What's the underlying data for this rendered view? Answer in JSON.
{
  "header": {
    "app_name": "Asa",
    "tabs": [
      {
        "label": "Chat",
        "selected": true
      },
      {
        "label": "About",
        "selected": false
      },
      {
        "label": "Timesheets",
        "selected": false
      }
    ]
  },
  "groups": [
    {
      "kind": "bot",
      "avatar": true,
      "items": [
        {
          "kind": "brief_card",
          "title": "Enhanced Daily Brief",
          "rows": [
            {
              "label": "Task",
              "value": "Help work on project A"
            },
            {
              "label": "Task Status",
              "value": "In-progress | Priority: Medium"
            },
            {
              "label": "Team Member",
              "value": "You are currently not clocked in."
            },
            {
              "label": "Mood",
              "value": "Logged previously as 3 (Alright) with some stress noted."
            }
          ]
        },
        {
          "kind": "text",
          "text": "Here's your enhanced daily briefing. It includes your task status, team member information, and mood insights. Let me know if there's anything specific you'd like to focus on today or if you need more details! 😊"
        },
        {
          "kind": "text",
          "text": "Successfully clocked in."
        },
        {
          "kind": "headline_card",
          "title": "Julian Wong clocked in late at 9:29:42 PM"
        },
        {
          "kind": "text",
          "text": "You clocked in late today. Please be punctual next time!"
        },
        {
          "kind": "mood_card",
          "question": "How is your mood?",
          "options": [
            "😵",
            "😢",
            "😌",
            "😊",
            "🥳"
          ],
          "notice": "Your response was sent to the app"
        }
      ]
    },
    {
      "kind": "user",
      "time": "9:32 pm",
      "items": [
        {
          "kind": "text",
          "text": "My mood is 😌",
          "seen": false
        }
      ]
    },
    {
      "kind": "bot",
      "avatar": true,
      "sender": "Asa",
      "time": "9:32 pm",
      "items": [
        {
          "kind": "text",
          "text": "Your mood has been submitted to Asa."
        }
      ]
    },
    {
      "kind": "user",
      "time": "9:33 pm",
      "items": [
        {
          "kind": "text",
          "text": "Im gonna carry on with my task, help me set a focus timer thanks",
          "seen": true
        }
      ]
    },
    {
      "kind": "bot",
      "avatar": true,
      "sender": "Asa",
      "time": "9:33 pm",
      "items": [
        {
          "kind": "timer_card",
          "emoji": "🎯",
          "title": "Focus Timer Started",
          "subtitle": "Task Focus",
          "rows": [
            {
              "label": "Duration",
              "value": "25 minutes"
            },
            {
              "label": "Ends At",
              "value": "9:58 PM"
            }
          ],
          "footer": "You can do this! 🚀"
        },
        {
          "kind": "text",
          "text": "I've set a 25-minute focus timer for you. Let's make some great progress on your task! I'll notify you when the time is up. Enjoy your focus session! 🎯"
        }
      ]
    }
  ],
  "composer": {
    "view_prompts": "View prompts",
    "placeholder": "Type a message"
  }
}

- - -

Exercise task:
Indicate how many lines of the material contain the string "this", giving the number and nothing more.

Problem solution:
2